Determine the number of lines that have the string "time" in them, and give only that number.
---*---
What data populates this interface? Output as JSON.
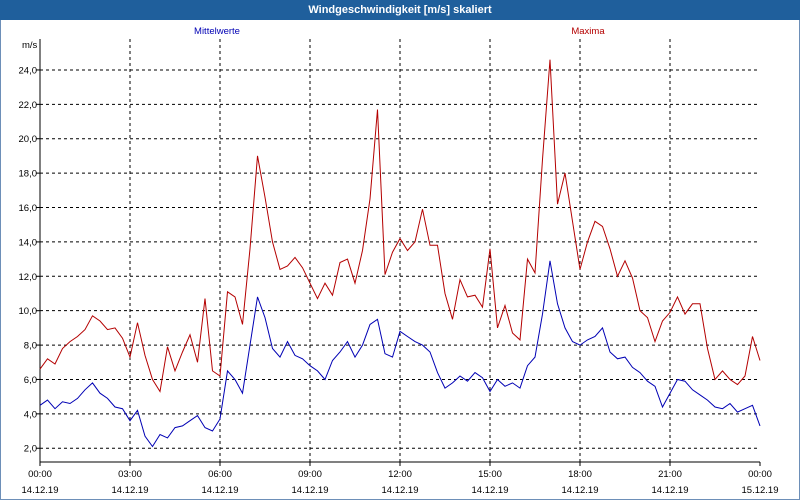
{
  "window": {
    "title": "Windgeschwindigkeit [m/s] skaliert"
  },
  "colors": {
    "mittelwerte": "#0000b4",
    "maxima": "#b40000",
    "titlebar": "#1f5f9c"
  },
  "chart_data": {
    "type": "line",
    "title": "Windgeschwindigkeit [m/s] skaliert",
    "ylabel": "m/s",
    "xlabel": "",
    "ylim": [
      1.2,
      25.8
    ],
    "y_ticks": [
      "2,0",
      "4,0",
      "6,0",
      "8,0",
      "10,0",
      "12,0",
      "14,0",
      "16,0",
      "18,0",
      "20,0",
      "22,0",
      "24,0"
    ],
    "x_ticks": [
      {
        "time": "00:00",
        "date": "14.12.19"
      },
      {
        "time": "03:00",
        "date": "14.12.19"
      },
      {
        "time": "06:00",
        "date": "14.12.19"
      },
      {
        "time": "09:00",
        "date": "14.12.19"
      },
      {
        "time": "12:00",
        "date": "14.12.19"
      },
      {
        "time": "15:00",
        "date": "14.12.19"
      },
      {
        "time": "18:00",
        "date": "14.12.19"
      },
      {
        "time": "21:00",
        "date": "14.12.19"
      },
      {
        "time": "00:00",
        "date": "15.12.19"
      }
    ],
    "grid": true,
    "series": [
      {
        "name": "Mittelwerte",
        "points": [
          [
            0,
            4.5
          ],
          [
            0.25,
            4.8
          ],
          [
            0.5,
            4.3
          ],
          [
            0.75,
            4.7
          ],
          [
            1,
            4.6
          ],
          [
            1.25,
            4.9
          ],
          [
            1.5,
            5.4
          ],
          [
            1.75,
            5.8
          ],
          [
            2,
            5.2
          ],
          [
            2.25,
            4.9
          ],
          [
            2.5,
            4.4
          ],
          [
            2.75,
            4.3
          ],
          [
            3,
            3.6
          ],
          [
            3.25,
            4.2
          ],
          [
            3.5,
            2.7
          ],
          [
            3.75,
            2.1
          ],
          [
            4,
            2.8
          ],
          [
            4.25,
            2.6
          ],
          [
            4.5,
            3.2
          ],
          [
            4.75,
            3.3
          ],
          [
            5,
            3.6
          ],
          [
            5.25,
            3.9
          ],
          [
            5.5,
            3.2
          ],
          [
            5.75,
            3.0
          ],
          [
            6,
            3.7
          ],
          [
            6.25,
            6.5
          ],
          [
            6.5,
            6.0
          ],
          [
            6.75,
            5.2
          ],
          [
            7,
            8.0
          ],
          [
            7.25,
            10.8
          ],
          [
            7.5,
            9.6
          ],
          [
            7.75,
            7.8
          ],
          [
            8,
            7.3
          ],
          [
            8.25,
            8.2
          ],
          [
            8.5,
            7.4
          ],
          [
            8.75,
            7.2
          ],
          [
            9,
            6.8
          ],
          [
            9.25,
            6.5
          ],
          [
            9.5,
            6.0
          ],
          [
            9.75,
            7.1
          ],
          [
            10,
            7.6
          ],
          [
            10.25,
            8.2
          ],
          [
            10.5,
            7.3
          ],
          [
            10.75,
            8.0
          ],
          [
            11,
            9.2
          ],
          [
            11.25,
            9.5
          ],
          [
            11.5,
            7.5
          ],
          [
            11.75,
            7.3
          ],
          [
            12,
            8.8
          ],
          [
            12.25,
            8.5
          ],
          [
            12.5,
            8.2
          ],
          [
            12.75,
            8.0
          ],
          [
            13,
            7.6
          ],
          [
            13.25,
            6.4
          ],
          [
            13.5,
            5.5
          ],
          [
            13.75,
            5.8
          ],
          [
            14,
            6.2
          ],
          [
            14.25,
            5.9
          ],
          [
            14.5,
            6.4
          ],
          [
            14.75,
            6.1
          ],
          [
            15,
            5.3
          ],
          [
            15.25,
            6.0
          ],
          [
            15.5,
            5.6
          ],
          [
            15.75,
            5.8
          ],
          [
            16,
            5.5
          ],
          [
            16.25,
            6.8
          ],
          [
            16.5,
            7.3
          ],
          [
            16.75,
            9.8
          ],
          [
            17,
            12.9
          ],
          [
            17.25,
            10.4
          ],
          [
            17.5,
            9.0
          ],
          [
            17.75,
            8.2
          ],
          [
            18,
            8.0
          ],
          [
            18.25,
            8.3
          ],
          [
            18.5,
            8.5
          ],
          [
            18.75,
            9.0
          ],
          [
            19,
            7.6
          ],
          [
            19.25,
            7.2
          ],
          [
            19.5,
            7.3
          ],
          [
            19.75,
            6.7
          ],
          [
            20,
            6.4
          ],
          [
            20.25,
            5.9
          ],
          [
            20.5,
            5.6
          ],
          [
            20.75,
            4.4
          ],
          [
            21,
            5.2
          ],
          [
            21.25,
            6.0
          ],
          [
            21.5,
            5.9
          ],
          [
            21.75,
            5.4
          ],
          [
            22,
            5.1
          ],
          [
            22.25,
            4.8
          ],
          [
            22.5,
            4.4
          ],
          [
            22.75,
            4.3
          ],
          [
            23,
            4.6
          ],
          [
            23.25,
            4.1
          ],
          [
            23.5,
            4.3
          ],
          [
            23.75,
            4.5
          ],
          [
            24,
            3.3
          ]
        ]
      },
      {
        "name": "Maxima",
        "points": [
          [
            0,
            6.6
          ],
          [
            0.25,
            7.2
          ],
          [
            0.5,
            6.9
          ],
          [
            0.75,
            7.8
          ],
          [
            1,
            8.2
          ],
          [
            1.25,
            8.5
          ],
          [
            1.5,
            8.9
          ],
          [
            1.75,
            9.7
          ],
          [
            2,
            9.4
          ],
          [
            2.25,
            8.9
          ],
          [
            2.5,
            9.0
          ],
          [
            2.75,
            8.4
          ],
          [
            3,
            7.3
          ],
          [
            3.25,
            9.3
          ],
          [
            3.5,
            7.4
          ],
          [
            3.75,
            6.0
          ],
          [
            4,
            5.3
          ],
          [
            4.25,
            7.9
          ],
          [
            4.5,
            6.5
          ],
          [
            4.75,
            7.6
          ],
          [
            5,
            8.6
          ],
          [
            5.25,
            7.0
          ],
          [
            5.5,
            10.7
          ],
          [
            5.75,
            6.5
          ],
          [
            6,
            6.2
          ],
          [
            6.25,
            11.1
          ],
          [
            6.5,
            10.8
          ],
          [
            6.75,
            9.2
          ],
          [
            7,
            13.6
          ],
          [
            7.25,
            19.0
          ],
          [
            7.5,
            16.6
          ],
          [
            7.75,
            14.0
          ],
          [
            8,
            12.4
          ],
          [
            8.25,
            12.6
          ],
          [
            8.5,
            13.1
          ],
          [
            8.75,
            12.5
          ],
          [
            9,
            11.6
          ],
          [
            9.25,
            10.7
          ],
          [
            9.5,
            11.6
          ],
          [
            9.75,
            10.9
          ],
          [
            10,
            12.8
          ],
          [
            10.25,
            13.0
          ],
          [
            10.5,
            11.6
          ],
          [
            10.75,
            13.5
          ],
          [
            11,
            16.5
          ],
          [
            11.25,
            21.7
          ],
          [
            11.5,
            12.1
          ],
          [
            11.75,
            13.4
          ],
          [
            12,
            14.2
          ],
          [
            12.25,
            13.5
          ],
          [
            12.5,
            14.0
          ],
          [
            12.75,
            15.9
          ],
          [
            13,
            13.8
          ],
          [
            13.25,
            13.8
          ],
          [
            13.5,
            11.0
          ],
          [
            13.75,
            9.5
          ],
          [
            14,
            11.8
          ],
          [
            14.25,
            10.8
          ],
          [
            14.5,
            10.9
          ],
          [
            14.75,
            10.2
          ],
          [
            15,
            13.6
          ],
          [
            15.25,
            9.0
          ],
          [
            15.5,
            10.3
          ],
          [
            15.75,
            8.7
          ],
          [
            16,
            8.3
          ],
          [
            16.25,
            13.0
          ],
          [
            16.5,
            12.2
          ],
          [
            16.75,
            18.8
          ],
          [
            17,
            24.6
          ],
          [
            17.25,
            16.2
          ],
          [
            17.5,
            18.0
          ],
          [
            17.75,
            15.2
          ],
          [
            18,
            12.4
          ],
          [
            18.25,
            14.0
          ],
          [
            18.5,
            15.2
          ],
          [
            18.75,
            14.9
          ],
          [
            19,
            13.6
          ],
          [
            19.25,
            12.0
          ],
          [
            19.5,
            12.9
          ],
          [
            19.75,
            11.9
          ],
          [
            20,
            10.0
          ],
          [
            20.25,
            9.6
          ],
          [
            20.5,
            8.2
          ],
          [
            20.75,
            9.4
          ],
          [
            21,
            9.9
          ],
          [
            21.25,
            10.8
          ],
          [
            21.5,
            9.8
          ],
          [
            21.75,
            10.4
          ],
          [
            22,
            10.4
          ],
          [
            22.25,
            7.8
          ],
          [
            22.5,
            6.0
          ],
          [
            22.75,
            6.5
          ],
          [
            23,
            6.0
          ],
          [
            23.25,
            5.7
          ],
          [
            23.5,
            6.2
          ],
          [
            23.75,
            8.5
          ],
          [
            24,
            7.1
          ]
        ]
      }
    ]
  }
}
---*---
## [Expected output]
9